> _EXCERPTED DATA_
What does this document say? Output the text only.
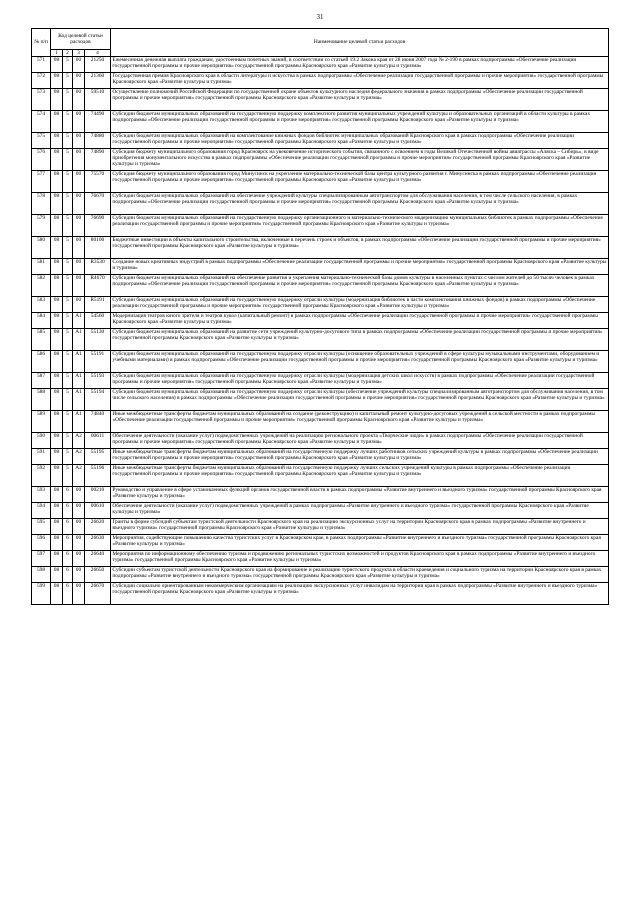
31
№ п/п	Код целевой статьи расходов				Наименование целевой статьи расходов
	1	2	3	4	
571	08	5	00	21250	Ежемесячная денежная выплата гражданам, удостоенным почетных званий, в соответствии со статьей 19.2 Закона края от 28 июня 2007 года № 2-190 в рамках подпрограммы «Обеспечение реализации государственной программы и прочие мероприятия» государственной программы Красноярского края «Развитие культуры и туризма»
572	08	5	00	21360	Государственная премия Красноярского края в области литературы и искусства в рамках подпрограммы «Обеспечение реализации государственной программы и прочие мероприятия» государственной программы Красноярского края «Развитие культуры и туризма»
573	08	5	00	59510	Осуществление полномочий Российской Федерации по государственной охране объектов культурного наследия федерального значения в рамках подпрограммы «Обеспечение реализации государственной программы и прочие мероприятия» государственной программы Красноярского края «Развитие культуры и туризма»
574	08	5	00	74490	Субсидии бюджетам муниципальных образований на государственную поддержку комплексного развития муниципальных учреждений культуры и образовательных организаций в области культуры в рамках подпрограммы «Обеспечение реализации государственной программы и прочие мероприятия» государственной программы Красноярского края «Развитие культуры и туризма»
575	08	5	00	74880	Субсидии бюджетам муниципальных образований на комплектование книжных фондов библиотек муниципальных образований Красноярского края в рамках подпрограммы «Обеспечение реализации государственной программы и прочие мероприятия» государственной программы Красноярского края «Развитие культуры и туризма»
576	08	5	00	74890	Субсидия бюджету муниципального образования город Красноярск на увековечение исторического события, связанного с освоением в годы Великой Отечественной войны авиатрассы «Аляска – Сибирь», в виде приобретения монументального искусства в рамках подпрограммы «Обеспечение реализации государственной программы и прочие мероприятия» государственной программы Красноярского края «Развитие культуры и туризма»
577	08	5	00	75570	Субсидия бюджету муниципального образования город Минусинск на укрепление материально-технической базы центра культурного развития г. Минусинска в рамках подпрограммы «Обеспечение реализации государственной программы и прочие мероприятия» государственной программы Красноярского края «Развитие культуры и туризма»
578	08	5	00	76670	Субсидии бюджетам муниципальных образований на обеспечение учреждений культуры специализированным автотранспортом для обслуживания населения, в том числе сельского населения, в рамках подпрограммы «Обеспечение реализации государственной программы и прочие мероприятия» государственной программы Красноярского края «Развитие культуры и туризма»
579	08	5	00	76690	Субсидии бюджетам муниципальных образований на государственную поддержку организационного и материально-технического модернизацию муниципальных библиотек в рамках подпрограммы «Обеспечение реализации государственной программы и прочие мероприятия» государственной программы Красноярского края «Развитие культуры и туризма»
580	08	5	00	80100	Бюджетные инвестиции в объекты капитального строительства, включенные в перечень строек и объектов, в рамках подпрограммы «Обеспечение реализации государственной программы и прочие мероприятия» государственной программы Красноярского края «Развитие культуры и туризма»
581	08	5	00	R3530	Создание новых креативных индустрий в рамках подпрограммы «Обеспечение реализации государственной программы и прочие мероприятия» государственной программы Красноярского края «Развитие культуры и туризма»
582	08	5	00	R4670	Субсидии бюджетам муниципальных образований на обеспечение развития и укрепления материально-технической базы домов культуры в населенных пунктах с числом жителей до 50 тысяч человек в рамках подпрограммы «Обеспечение реализации государственной программы и прочие мероприятия» государственной программы Красноярского края «Развитие культуры и туризма»
583	08	5	00	R5191	Субсидии бюджетам муниципальных образований на государственную поддержку отрасли культуры (модернизация библиотек в части комплектования книжных фондов) в рамках подпрограммы «Обеспечение реализации государственной программы и прочие мероприятия» государственной программы Красноярского края «Развитие культуры и туризма»
584	08	5	A1	54560	Модернизация театров юного зрителя и театров кукол (капитальный ремонт) в рамках подпрограммы «Обеспечение реализации государственной программы и прочие мероприятия» государственной программы Красноярского края «Развитие культуры и туризма»
585	08	5	A1	55130	Субсидии бюджетам муниципальных образований на развитие сети учреждений культурно-досугового типа в рамках подпрограммы «Обеспечение реализации государственной программы и прочие мероприятия» государственной программы Красноярского края «Развитие культуры и туризма»
586	08	5	A1	55191	Субсидии бюджетам муниципальных образований на государственную поддержку отрасли культуры (оснащение образовательных учреждений в сфере культуры музыкальными инструментами, оборудованием и учебными материалами) в рамках подпрограммы «Обеспечение реализации государственной программы и прочие мероприятия» государственной программы Красноярского края «Развитие культуры и туризма»
587	08	5	A1	55193	Субсидии бюджетам муниципальных образований на государственную поддержку отрасли культуры (модернизация детских школ искусств) в рамках подпрограммы «Обеспечение реализации государственной программы и прочие мероприятия» государственной программы Красноярского края «Развитие культуры и туризма»
588	08	5	A1	55194	Субсидии бюджетам муниципальных образований на государственную поддержку отрасли культуры (обеспечение учреждений культуры специализированным автотранспортом для обслуживания населения, в том числе сельского населения) в рамках подпрограммы «Обеспечение реализации государственной программы и прочие мероприятия» государственной программы Красноярского края «Развитие культуры и туризма»
589	08	5	A1	74840	Иные межбюджетные трансферты бюджетам муниципальных образований на создание (реконструкцию) и капитальный ремонт культурно-досуговых учреждений в сельской местности в рамках подпрограммы «Обеспечение реализации государственной программы и прочие мероприятия» государственной программы Красноярского края «Развитие культуры и туризма»
590	08	5	A2	00611	Обеспечение деятельности (оказание услуг) подведомственных учреждений на реализацию регионального проекта «Творческие люди» в рамках подпрограммы «Обеспечение реализации государственной программы и прочие мероприятия» государственной программы Красноярского края «Развитие культуры и туризма»
591	08	5	A2	55195	Иные межбюджетные трансферты бюджетам муниципальных образований на государственную поддержку лучших работников сельских учреждений культуры в рамках подпрограммы «Обеспечение реализации государственной программы и прочие мероприятия» государственной программы Красноярского края «Развитие культуры и туризма»
592	08	5	A2	55196	Иные межбюджетные трансферты бюджетам муниципальных образований на государственную поддержку лучших сельских учреждений культуры в рамках подпрограммы «Обеспечение реализации государственной программы и прочие мероприятия» государственной программы Красноярского края «Развитие культуры и туризма»
593	08	6	00	00210	Руководство и управление в сфере установленных функций органов государственной власти в рамках подпрограммы «Развитие внутреннего и въездного туризма» государственной программы Красноярского края «Развитие культуры и туризма»
594	08	6	00	00610	Обеспечение деятельности (оказание услуг) подведомственных учреждений в рамках подпрограммы «Развитие внутреннего и въездного туризма» государственной программы Красноярского края «Развитие культуры и туризма»
595	08	6	00	26620	Гранты в форме субсидий субъектам туристской деятельности Красноярского края на реализацию экскурсионных услуг на территории Красноярского края в рамках подпрограммы «Развитие внутреннего и въездного туризма» государственной программы Красноярского края «Развитие культуры и туризма»
596	08	6	00	26630	Мероприятия, содействующие повышению качества туристских услуг в Красноярском крае, в рамках подпрограммы «Развитие внутреннего и въездного туризма» государственной программы Красноярского края «Развитие культуры и туризма»
597	08	6	00	26640	Мероприятия по информационному обеспечению туризма и продвижению региональных туристских возможностей и продуктов Красноярского края в рамках подпрограммы «Развитие внутреннего и въездного туризма» государственной программы Красноярского края «Развитие культуры и туризма»
598	08	6	00	26650	Субсидии субъектам туристской деятельности Красноярского края на формирование и реализацию туристского продукта в области краеведения и социального туризма на территории Красноярского края в рамках подпрограммы «Развитие внутреннего и въездного туризма» государственной программы Красноярского края «Развитие культуры и туризма»
599	08	6	00	26670	Субсидии социально ориентированным некоммерческим организациям на реализацию экскурсионных услуг инвалидам на территории края в рамках подпрограммы «Развитие внутреннего и въездного туризма» государственной программы Красноярского края «Развитие культуры и туризма»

> _DIRECTIVE_
Transcribe all of the entries word for word, but skip any pictures they contain.

> _RESPONSE FOR THIS EXERCISE_
What does this document say? Output the text only.
31
№ п/п	Код целевой статьи расходов				Наименование целевой статьи расходов
	1	2	3	4	
571	08	5	00	21250	Ежемесячная денежная выплата гражданам, удостоенным почетных званий, в соответствии со статьей 19.2 Закона края от 28 июня 2007 года № 2-190 в рамках подпрограммы «Обеспечение реализации государственной программы и прочие мероприятия» государственной программы Красноярского края «Развитие культуры и туризма»
572	08	5	00	21360	Государственная премия Красноярского края в области литературы и искусства в рамках подпрограммы «Обеспечение реализации государственной программы и прочие мероприятия» государственной программы Красноярского края «Развитие культуры и туризма»
573	08	5	00	59510	Осуществление полномочий Российской Федерации по государственной охране объектов культурного наследия федерального значения в рамках подпрограммы «Обеспечение реализации государственной программы и прочие мероприятия» государственной программы Красноярского края «Развитие культуры и туризма»
574	08	5	00	74490	Субсидии бюджетам муниципальных образований на государственную поддержку комплексного развития муниципальных учреждений культуры и образовательных организаций в области культуры в рамках подпрограммы «Обеспечение реализации государственной программы и прочие мероприятия» государственной программы Красноярского края «Развитие культуры и туризма»
575	08	5	00	74880	Субсидии бюджетам муниципальных образований на комплектование книжных фондов библиотек муниципальных образований Красноярского края в рамках подпрограммы «Обеспечение реализации государственной программы и прочие мероприятия» государственной программы Красноярского края «Развитие культуры и туризма»
576	08	5	00	74890	Субсидия бюджету муниципального образования город Красноярск на увековечение исторического события, связанного с освоением в годы Великой Отечественной войны авиатрассы «Аляска – Сибирь», в виде приобретения монументального искусства в рамках подпрограммы «Обеспечение реализации государственной программы и прочие мероприятия» государственной программы Красноярского края «Развитие культуры и туризма»
577	08	5	00	75570	Субсидия бюджету муниципального образования город Минусинск на укрепление материально-технической базы центра культурного развития г. Минусинска в рамках подпрограммы «Обеспечение реализации государственной программы и прочие мероприятия» государственной программы Красноярского края «Развитие культуры и туризма»
578	08	5	00	76670	Субсидии бюджетам муниципальных образований на обеспечение учреждений культуры специализированным автотранспортом для обслуживания населения, в том числе сельского населения, в рамках подпрограммы «Обеспечение реализации государственной программы и прочие мероприятия» государственной программы Красноярского края «Развитие культуры и туризма»
579	08	5	00	76690	Субсидии бюджетам муниципальных образований на государственную поддержку организационного и материально-технического модернизацию муниципальных библиотек в рамках подпрограммы «Обеспечение реализации государственной программы и прочие мероприятия» государственной программы Красноярского края «Развитие культуры и туризма»
580	08	5	00	80100	Бюджетные инвестиции в объекты капитального строительства, включенные в перечень строек и объектов, в рамках подпрограммы «Обеспечение реализации государственной программы и прочие мероприятия» государственной программы Красноярского края «Развитие культуры и туризма»
581	08	5	00	R3530	Создание новых креативных индустрий в рамках подпрограммы «Обеспечение реализации государственной программы и прочие мероприятия» государственной программы Красноярского края «Развитие культуры и туризма»
582	08	5	00	R4670	Субсидии бюджетам муниципальных образований на обеспечение развития и укрепления материально-технической базы домов культуры в населенных пунктах с числом жителей до 50 тысяч человек в рамках подпрограммы «Обеспечение реализации государственной программы и прочие мероприятия» государственной программы Красноярского края «Развитие культуры и туризма»
583	08	5	00	R5191	Субсидии бюджетам муниципальных образований на государственную поддержку отрасли культуры (модернизация библиотек в части комплектования книжных фондов) в рамках подпрограммы «Обеспечение реализации государственной программы и прочие мероприятия» государственной программы Красноярского края «Развитие культуры и туризма»
584	08	5	A1	54560	Модернизация театров юного зрителя и театров кукол (капитальный ремонт) в рамках подпрограммы «Обеспечение реализации государственной программы и прочие мероприятия» государственной программы Красноярского края «Развитие культуры и туризма»
585	08	5	A1	55130	Субсидии бюджетам муниципальных образований на развитие сети учреждений культурно-досугового типа в рамках подпрограммы «Обеспечение реализации государственной программы и прочие мероприятия» государственной программы Красноярского края «Развитие культуры и туризма»
586	08	5	A1	55191	Субсидии бюджетам муниципальных образований на государственную поддержку отрасли культуры (оснащение образовательных учреждений в сфере культуры музыкальными инструментами, оборудованием и учебными материалами) в рамках подпрограммы «Обеспечение реализации государственной программы и прочие мероприятия» государственной программы Красноярского края «Развитие культуры и туризма»
587	08	5	A1	55193	Субсидии бюджетам муниципальных образований на государственную поддержку отрасли культуры (модернизация детских школ искусств) в рамках подпрограммы «Обеспечение реализации государственной программы и прочие мероприятия» государственной программы Красноярского края «Развитие культуры и туризма»
588	08	5	A1	55194	Субсидии бюджетам муниципальных образований на государственную поддержку отрасли культуры (обеспечение учреждений культуры специализированным автотранспортом для обслуживания населения, в том числе сельского населения) в рамках подпрограммы «Обеспечение реализации государственной программы и прочие мероприятия» государственной программы Красноярского края «Развитие культуры и туризма»
589	08	5	A1	74840	Иные межбюджетные трансферты бюджетам муниципальных образований на создание (реконструкцию) и капитальный ремонт культурно-досуговых учреждений в сельской местности в рамках подпрограммы «Обеспечение реализации государственной программы и прочие мероприятия» государственной программы Красноярского края «Развитие культуры и туризма»
590	08	5	A2	00611	Обеспечение деятельности (оказание услуг) подведомственных учреждений на реализацию регионального проекта «Творческие люди» в рамках подпрограммы «Обеспечение реализации государственной программы и прочие мероприятия» государственной программы Красноярского края «Развитие культуры и туризма»
591	08	5	A2	55195	Иные межбюджетные трансферты бюджетам муниципальных образований на государственную поддержку лучших работников сельских учреждений культуры в рамках подпрограммы «Обеспечение реализации государственной программы и прочие мероприятия» государственной программы Красноярского края «Развитие культуры и туризма»
592	08	5	A2	55196	Иные межбюджетные трансферты бюджетам муниципальных образований на государственную поддержку лучших сельских учреждений культуры в рамках подпрограммы «Обеспечение реализации государственной программы и прочие мероприятия» государственной программы Красноярского края «Развитие культуры и туризма»
593	08	6	00	00210	Руководство и управление в сфере установленных функций органов государственной власти в рамках подпрограммы «Развитие внутреннего и въездного туризма» государственной программы Красноярского края «Развитие культуры и туризма»
594	08	6	00	00610	Обеспечение деятельности (оказание услуг) подведомственных учреждений в рамках подпрограммы «Развитие внутреннего и въездного туризма» государственной программы Красноярского края «Развитие культуры и туризма»
595	08	6	00	26620	Гранты в форме субсидий субъектам туристской деятельности Красноярского края на реализацию экскурсионных услуг на территории Красноярского края в рамках подпрограммы «Развитие внутреннего и въездного туризма» государственной программы Красноярского края «Развитие культуры и туризма»
596	08	6	00	26630	Мероприятия, содействующие повышению качества туристских услуг в Красноярском крае, в рамках подпрограммы «Развитие внутреннего и въездного туризма» государственной программы Красноярского края «Развитие культуры и туризма»
597	08	6	00	26640	Мероприятия по информационному обеспечению туризма и продвижению региональных туристских возможностей и продуктов Красноярского края в рамках подпрограммы «Развитие внутреннего и въездного туризма» государственной программы Красноярского края «Развитие культуры и туризма»
598	08	6	00	26650	Субсидии субъектам туристской деятельности Красноярского края на формирование и реализацию туристского продукта в области краеведения и социального туризма на территории Красноярского края в рамках подпрограммы «Развитие внутреннего и въездного туризма» государственной программы Красноярского края «Развитие культуры и туризма»
599	08	6	00	26670	Субсидии социально ориентированным некоммерческим организациям на реализацию экскурсионных услуг инвалидам на территории края в рамках подпрограммы «Развитие внутреннего и въездного туризма» государственной программы Красноярского края «Развитие культуры и туризма»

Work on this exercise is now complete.